**Extracted records**
◆ ◆ ◆

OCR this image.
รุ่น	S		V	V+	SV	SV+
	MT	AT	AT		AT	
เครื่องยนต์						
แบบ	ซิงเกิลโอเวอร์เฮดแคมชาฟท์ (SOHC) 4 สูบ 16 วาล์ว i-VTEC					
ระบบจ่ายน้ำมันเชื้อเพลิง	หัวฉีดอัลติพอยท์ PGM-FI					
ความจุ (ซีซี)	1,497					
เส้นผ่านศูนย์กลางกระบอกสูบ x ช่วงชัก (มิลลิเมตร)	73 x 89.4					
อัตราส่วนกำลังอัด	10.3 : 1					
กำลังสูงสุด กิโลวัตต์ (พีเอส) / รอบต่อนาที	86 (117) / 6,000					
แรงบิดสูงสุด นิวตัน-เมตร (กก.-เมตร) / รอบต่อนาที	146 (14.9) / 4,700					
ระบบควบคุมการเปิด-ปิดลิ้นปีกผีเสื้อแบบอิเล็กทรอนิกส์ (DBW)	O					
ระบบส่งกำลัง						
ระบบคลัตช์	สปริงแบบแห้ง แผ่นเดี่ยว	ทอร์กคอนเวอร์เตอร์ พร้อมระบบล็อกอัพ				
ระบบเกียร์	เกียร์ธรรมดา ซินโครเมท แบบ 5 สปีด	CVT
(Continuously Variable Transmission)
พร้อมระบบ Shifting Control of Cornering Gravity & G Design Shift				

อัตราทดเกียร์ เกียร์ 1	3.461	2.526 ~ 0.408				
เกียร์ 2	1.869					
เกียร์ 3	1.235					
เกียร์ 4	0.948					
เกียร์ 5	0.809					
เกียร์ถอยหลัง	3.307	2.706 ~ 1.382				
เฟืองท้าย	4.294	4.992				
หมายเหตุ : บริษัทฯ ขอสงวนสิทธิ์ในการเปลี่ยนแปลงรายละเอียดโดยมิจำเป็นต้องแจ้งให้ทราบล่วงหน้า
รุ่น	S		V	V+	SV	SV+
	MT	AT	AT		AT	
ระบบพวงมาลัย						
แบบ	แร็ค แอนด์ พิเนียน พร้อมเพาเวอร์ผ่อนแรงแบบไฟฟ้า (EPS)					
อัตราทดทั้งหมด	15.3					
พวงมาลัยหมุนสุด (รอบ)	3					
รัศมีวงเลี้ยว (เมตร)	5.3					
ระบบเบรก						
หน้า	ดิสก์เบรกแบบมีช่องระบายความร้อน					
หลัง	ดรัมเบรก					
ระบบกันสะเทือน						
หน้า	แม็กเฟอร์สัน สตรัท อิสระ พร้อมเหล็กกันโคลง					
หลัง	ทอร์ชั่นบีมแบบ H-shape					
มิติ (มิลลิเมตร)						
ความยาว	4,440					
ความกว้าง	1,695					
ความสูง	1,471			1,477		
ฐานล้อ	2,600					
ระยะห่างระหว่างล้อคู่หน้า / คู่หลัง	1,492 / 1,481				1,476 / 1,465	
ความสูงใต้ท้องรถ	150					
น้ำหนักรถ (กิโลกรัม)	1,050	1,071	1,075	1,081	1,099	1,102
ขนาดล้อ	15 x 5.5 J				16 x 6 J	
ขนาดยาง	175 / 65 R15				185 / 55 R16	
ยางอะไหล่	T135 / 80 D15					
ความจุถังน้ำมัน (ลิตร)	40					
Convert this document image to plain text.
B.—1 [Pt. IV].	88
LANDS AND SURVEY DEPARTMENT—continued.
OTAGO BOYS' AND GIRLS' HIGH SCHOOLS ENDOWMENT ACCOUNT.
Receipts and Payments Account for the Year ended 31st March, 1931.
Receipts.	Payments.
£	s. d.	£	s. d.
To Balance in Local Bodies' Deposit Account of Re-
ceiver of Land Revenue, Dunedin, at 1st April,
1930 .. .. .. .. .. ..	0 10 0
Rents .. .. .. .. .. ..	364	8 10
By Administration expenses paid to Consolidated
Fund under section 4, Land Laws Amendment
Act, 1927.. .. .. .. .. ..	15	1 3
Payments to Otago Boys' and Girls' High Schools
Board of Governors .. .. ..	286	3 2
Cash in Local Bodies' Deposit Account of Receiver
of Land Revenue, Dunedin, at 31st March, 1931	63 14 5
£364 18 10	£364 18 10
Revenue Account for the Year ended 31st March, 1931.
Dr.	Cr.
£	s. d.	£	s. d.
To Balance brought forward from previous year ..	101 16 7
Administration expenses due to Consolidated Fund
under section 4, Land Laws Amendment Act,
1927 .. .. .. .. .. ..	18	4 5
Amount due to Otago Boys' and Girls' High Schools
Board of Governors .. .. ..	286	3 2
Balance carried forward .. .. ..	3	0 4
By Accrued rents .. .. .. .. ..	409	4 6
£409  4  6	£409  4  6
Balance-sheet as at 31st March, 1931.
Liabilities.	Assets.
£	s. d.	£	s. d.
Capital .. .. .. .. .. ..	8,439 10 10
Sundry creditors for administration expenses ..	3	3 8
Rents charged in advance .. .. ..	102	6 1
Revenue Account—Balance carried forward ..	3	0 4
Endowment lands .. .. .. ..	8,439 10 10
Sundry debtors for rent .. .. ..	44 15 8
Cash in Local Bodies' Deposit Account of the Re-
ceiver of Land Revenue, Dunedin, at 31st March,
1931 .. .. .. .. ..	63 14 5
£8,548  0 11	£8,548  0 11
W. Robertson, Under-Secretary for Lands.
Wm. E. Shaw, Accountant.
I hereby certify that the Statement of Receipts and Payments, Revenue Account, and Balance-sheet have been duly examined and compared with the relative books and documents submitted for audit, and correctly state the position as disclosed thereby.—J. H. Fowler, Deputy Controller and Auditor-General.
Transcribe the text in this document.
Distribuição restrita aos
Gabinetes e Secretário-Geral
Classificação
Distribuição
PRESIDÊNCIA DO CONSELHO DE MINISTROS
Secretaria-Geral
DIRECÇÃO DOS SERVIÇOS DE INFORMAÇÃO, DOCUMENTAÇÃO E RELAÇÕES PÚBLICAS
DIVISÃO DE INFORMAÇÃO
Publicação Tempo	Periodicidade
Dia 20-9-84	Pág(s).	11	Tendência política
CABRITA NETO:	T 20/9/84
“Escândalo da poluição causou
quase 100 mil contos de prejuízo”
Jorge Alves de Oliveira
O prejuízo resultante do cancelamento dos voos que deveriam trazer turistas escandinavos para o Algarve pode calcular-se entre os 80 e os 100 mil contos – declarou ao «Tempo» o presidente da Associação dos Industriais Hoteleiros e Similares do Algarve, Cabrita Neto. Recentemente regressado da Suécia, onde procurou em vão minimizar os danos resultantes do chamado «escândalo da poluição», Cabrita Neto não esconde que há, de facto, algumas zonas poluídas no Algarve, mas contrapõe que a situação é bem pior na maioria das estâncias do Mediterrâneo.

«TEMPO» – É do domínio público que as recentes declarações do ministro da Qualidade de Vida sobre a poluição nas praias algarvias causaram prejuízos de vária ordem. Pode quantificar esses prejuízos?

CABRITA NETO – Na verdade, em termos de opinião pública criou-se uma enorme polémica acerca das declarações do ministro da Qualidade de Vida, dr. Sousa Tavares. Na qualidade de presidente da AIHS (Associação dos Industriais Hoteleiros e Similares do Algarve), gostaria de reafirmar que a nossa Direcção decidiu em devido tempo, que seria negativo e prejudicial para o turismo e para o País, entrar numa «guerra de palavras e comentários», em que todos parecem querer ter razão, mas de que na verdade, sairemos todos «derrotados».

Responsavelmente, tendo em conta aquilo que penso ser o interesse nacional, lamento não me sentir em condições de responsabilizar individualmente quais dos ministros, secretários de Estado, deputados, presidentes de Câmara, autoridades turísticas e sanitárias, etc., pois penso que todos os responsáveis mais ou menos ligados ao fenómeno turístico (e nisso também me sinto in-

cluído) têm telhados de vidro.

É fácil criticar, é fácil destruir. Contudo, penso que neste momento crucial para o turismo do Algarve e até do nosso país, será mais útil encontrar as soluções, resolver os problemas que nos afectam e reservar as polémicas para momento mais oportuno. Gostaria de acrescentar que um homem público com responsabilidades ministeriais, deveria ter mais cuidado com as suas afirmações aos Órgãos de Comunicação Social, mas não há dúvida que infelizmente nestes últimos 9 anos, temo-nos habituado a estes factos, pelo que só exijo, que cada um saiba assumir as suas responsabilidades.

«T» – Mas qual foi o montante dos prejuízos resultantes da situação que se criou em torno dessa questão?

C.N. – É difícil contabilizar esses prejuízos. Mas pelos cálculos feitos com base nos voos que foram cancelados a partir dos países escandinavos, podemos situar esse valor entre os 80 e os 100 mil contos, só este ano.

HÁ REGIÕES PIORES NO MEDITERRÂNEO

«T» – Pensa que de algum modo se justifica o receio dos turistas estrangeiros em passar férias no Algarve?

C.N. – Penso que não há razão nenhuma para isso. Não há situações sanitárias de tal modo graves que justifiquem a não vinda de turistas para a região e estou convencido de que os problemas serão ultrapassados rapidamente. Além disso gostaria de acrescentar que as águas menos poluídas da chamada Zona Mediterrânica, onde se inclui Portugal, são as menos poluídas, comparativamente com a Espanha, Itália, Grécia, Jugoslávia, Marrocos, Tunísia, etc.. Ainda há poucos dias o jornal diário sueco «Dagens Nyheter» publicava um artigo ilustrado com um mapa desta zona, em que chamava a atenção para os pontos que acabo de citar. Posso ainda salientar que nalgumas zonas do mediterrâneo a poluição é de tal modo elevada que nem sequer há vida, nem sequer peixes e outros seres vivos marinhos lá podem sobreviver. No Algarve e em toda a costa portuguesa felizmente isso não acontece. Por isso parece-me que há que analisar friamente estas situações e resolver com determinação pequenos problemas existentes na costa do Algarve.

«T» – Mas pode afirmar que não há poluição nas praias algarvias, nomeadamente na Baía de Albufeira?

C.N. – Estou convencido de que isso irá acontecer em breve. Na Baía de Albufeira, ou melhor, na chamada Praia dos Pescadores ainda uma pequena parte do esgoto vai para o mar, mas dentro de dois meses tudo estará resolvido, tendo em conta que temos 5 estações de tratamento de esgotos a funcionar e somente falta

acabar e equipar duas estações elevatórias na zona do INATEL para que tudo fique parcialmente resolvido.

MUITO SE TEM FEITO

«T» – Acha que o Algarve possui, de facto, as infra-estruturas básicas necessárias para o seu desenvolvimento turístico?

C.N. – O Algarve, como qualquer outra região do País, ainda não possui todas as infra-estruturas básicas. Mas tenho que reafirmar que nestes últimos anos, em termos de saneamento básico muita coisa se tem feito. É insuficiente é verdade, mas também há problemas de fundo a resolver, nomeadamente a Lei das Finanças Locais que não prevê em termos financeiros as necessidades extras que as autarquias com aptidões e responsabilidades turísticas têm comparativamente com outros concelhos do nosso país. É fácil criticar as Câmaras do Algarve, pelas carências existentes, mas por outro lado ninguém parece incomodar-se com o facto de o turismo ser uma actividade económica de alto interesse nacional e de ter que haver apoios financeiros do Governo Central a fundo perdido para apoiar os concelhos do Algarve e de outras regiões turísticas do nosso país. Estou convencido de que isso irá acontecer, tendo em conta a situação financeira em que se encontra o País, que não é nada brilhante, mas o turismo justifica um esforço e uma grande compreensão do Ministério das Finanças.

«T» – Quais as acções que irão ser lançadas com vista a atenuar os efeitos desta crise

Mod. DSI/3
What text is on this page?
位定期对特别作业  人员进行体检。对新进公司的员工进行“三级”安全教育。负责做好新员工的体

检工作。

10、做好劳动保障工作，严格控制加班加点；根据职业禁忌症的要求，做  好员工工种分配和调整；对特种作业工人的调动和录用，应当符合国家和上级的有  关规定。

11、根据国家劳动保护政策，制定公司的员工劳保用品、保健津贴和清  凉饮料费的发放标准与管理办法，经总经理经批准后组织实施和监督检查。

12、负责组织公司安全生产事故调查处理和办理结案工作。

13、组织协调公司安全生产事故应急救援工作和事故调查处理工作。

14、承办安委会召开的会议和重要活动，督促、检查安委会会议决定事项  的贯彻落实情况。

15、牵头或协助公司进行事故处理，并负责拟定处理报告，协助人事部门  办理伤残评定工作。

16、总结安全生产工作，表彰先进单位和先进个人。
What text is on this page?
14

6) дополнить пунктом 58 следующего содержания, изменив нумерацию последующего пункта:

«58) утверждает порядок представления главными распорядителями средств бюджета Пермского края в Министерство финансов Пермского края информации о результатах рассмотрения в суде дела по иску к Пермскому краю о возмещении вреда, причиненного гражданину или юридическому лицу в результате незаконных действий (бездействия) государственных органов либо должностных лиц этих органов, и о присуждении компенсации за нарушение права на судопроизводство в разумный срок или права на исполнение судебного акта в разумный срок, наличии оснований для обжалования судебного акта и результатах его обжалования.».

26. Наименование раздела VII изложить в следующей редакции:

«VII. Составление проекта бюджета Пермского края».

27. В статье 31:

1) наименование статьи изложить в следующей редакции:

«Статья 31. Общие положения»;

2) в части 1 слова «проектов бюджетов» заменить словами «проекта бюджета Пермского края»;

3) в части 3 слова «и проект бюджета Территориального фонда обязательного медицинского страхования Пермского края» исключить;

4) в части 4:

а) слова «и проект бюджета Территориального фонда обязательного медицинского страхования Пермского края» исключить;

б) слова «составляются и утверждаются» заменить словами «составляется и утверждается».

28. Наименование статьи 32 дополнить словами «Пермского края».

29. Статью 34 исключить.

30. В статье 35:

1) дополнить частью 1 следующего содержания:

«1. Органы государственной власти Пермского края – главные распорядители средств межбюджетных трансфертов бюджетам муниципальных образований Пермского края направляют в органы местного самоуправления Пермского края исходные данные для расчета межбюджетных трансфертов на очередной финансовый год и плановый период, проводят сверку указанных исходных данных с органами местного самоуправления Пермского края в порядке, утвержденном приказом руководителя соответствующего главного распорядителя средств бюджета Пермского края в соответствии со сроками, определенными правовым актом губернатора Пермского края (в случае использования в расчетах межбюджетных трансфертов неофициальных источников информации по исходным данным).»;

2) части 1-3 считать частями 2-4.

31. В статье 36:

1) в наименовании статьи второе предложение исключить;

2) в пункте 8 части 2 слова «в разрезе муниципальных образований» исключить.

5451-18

◆ ◆ ◆

**What to produce**
Isolate the lines that hold the word "Deposit" and copy all of them.

**Response to this exercise**
To Balance in Local Bodies' Deposit Account of Re-
Cash in Local Bodies' Deposit Account of Receiver
Cash in Local Bodies' Deposit Account of the Re-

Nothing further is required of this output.